===== RECORDS

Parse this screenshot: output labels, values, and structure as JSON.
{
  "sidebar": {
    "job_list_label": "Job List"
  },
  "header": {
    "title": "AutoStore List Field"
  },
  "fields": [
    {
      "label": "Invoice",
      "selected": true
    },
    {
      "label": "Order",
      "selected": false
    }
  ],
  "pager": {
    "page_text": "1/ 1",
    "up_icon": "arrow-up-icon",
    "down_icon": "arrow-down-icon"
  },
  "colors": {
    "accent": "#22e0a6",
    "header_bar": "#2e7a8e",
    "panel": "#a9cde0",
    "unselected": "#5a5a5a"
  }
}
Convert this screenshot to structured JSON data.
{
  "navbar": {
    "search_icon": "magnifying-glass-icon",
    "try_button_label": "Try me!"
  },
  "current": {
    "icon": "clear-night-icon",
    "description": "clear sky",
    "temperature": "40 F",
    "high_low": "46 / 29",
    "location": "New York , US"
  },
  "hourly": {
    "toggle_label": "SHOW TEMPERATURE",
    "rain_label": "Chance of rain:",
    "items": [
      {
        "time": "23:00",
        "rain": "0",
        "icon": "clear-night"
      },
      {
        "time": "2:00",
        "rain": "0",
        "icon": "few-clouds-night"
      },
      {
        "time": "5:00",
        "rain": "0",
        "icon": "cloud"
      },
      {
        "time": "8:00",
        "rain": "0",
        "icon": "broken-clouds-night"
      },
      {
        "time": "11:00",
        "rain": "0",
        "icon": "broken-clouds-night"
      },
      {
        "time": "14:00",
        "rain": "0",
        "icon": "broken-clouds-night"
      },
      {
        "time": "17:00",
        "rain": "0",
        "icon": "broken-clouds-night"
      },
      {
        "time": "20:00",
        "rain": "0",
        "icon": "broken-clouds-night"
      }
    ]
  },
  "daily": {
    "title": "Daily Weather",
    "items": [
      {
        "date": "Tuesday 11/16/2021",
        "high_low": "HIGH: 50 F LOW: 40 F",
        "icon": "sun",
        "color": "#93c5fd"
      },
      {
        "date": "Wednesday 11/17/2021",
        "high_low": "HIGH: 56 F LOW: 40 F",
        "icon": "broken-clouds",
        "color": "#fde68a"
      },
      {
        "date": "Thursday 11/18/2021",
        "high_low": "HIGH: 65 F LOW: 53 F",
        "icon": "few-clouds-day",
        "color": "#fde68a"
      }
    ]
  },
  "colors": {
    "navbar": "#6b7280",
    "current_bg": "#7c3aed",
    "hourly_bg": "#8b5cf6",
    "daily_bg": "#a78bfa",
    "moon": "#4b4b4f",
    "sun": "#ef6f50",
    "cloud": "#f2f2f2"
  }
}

==========

- PROBLEM DESCRIPTION
Extract the data exactly as given.

- THE REPLY
Parse this screenshot: output labels, values, and structure as JSON.
{
  "sidebar": {
    "job_list_label": "Job List"
  },
  "header": {
    "title": "AutoStore List Field"
  },
  "fields": [
    {
      "label": "Invoice",
      "selected": true
    },
    {
      "label": "Order",
      "selected": false
    }
  ],
  "pager": {
    "page_text": "1/ 1",
    "up_icon": "arrow-up-icon",
    "down_icon": "arrow-down-icon"
  },
  "colors": {
    "accent": "#22e0a6",
    "header_bar": "#2e7a8e",
    "panel": "#a9cde0",
    "unselected": "#5a5a5a"
  }
}
Convert this screenshot to structured JSON data.
{
  "navbar": {
    "search_icon": "magnifying-glass-icon",
    "try_button_label": "Try me!"
  },
  "current": {
    "icon": "clear-night-icon",
    "description": "clear sky",
    "temperature": "40 F",
    "high_low": "46 / 29",
    "location": "New York , US"
  },
  "hourly": {
    "toggle_label": "SHOW TEMPERATURE",
    "rain_label": "Chance of rain:",
    "items": [
      {
        "time": "23:00",
        "rain": "0",
        "icon": "clear-night"
      },
      {
        "time": "2:00",
        "rain": "0",
        "icon": "few-clouds-night"
      },
      {
        "time": "5:00",
        "rain": "0",
        "icon": "cloud"
      },
      {
        "time": "8:00",
        "rain": "0",
        "icon": "broken-clouds-night"
      },
      {
        "time": "11:00",
        "rain": "0",
        "icon": "broken-clouds-night"
      },
      {
        "time": "14:00",
        "rain": "0",
        "icon": "broken-clouds-night"
      },
      {
        "time": "17:00",
        "rain": "0",
        "icon": "broken-clouds-night"
      },
      {
        "time": "20:00",
        "rain": "0",
        "icon": "broken-clouds-night"
      }
    ]
  },
  "daily": {
    "title": "Daily Weather",
    "items": [
      {
        "date": "Tuesday 11/16/2021",
        "high_low": "HIGH: 50 F LOW: 40 F",
        "icon": "sun",
        "color": "#93c5fd"
      },
      {
        "date": "Wednesday 11/17/2021",
        "high_low": "HIGH: 56 F LOW: 40 F",
        "icon": "broken-clouds",
        "color": "#fde68a"
      },
      {
        "date": "Thursday 11/18/2021",
        "high_low": "HIGH: 65 F LOW: 53 F",
        "icon": "few-clouds-day",
        "color": "#fde68a"
      }
    ]
  },
  "colors": {
    "navbar": "#6b7280",
    "current_bg": "#7c3aed",
    "hourly_bg": "#8b5cf6",
    "daily_bg": "#a78bfa",
    "moon": "#4b4b4f",
    "sun": "#ef6f50",
    "cloud": "#f2f2f2"
  }
}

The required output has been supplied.